DEFENDERS OF ATTORNEY GENERAL ERIC HOLDER AREA COLORFUL GROUP,by Louise Annarino,June 29,2012

Conformity is the jailer of freedom and the enemy of growth. 

 – John F. Kennedy

 

 

I am so glad I was born a woman. It has allowed me the freedom to not conform. From first consciousness of a personal identity it was clear I was not an equal to any male; not simply different from boys, but unequal as well. This message was not simply from parents and family members immersed in Italian culture. It was the American cultural premise that boys mattered more: their plans must be first-met, their hopes first-fulfilled, their preferences first-considered. They never noticed what seemed obviously appropriate for their well-being. Why should they have done so? The culture fit them well. Their shoes fit. When shoes fit well, one does not notice. One only notices when the shoes pinch. I have worn shoes that pinch my entire life. It makes me cranky, angry and tired. This is not because of individual men who treated me so badly, although there a few who shall remain nameless. Men and women agreed to share this norm within our personal relationships and cultural institutions. It always take a prince to save the princess in our stories. Thank you Drew Barrymore for your portrayal of a different kind of princess in EVERAFTER: A CINDERELLA STORY.
_ _ _ _ _ _ _
INSTRUCTION A: In the excerpted text, whom does the writer thank for portraying a different kind of princess?

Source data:
_ _ _ _ _ _ _
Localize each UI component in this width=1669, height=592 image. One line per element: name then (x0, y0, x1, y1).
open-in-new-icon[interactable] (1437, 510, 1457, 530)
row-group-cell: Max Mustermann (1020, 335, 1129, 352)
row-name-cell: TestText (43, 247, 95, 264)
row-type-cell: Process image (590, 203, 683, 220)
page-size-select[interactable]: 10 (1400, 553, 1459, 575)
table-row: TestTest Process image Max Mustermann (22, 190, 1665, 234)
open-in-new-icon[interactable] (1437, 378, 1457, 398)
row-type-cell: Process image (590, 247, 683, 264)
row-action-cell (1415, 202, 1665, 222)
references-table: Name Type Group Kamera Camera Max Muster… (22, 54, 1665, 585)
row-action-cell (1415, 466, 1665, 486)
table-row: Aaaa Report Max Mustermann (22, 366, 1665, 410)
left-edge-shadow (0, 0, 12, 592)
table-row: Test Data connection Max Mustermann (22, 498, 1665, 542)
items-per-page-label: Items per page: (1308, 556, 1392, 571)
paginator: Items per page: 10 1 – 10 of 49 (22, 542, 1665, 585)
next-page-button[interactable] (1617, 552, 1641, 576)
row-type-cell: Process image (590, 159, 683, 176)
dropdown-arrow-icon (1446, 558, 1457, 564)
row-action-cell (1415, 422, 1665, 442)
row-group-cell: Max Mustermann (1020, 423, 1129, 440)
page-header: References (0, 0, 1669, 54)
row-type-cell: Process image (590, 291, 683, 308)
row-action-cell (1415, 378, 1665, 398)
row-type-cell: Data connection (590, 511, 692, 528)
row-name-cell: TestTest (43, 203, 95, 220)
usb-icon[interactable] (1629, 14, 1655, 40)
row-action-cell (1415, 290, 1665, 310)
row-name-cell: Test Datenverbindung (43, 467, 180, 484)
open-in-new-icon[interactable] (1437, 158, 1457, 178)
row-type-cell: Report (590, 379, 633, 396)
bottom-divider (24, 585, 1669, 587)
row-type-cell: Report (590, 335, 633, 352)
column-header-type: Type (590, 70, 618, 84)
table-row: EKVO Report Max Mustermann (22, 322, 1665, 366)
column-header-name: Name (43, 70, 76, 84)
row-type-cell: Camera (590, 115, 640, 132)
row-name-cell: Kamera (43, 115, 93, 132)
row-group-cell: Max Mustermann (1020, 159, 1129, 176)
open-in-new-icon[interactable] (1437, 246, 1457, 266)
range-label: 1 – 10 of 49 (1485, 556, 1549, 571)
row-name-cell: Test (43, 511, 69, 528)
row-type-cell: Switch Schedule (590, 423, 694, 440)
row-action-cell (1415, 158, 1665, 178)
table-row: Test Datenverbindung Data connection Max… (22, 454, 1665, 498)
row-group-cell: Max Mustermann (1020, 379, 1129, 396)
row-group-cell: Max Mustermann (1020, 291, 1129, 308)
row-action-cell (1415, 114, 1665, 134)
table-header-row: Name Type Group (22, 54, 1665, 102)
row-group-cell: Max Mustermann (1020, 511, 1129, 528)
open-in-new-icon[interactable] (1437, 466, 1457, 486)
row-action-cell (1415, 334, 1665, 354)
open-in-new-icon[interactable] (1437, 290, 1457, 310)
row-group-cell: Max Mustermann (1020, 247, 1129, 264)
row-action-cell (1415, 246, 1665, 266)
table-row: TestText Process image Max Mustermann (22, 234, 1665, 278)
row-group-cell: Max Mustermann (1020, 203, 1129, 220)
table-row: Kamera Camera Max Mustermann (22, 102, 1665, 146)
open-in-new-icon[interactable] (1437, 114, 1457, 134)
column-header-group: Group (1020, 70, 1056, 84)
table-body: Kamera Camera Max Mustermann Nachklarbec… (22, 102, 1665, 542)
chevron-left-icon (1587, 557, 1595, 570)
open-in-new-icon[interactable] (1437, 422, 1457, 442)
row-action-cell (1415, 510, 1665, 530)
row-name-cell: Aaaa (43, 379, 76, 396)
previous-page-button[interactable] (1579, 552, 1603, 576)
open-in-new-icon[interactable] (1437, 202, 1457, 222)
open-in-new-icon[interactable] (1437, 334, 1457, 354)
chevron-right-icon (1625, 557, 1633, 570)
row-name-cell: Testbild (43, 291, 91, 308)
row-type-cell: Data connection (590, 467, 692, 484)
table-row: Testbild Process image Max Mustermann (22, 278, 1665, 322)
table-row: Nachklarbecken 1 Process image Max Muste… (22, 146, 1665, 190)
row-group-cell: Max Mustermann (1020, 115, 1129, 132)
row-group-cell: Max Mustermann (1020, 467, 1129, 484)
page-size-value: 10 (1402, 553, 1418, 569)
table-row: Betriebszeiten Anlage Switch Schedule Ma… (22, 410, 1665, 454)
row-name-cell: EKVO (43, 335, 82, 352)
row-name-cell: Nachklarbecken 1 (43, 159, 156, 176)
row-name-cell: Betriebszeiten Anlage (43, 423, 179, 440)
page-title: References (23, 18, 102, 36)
_ _ _ _ _ _ _
INSTRUCTION B: Rewrite the part of the records that opens with the first line and closes with the line containing "row-group-cell: Max Mustermann (1020, 159, 1129, 176)", changing every "Process image" to "Process graphic" and leaving the rest as it is. Return only those lines.

FULL ANSWER A: Drew Barrymore, for her portrayal in EVERAFTER: A CINDERELLA STORY.

FULL ANSWER B:
Localize each UI component in this width=1669, height=592 image. One line per element: name then (x0, y0, x1, y1).
open-in-new-icon[interactable] (1437, 510, 1457, 530)
row-group-cell: Max Mustermann (1020, 335, 1129, 352)
row-name-cell: TestText (43, 247, 95, 264)
row-type-cell: Process graphic (590, 203, 683, 220)
page-size-select[interactable]: 10 (1400, 553, 1459, 575)
table-row: TestTest Process graphic Max Mustermann (22, 190, 1665, 234)
open-in-new-icon[interactable] (1437, 378, 1457, 398)
row-type-cell: Process graphic (590, 247, 683, 264)
row-action-cell (1415, 202, 1665, 222)
references-table: Name Type Group Kamera Camera Max Muster… (22, 54, 1665, 585)
row-action-cell (1415, 466, 1665, 486)
table-row: Aaaa Report Max Mustermann (22, 366, 1665, 410)
left-edge-shadow (0, 0, 12, 592)
table-row: Test Data connection Max Mustermann (22, 498, 1665, 542)
items-per-page-label: Items per page: (1308, 556, 1392, 571)
paginator: Items per page: 10 1 – 10 of 49 (22, 542, 1665, 585)
next-page-button[interactable] (1617, 552, 1641, 576)
row-type-cell: Process graphic (590, 159, 683, 176)
dropdown-arrow-icon (1446, 558, 1457, 564)
row-action-cell (1415, 422, 1665, 442)
row-group-cell: Max Mustermann (1020, 423, 1129, 440)
page-header: References (0, 0, 1669, 54)
row-type-cell: Process graphic (590, 291, 683, 308)
row-action-cell (1415, 378, 1665, 398)
row-type-cell: Data connection (590, 511, 692, 528)
row-name-cell: TestTest (43, 203, 95, 220)
usb-icon[interactable] (1629, 14, 1655, 40)
row-action-cell (1415, 290, 1665, 310)
row-name-cell: Test Datenverbindung (43, 467, 180, 484)
open-in-new-icon[interactable] (1437, 158, 1457, 178)
row-type-cell: Report (590, 379, 633, 396)
bottom-divider (24, 585, 1669, 587)
row-type-cell: Report (590, 335, 633, 352)
column-header-type: Type (590, 70, 618, 84)
table-row: EKVO Report Max Mustermann (22, 322, 1665, 366)
column-header-name: Name (43, 70, 76, 84)
row-type-cell: Camera (590, 115, 640, 132)
row-name-cell: Kamera (43, 115, 93, 132)
row-group-cell: Max Mustermann (1020, 159, 1129, 176)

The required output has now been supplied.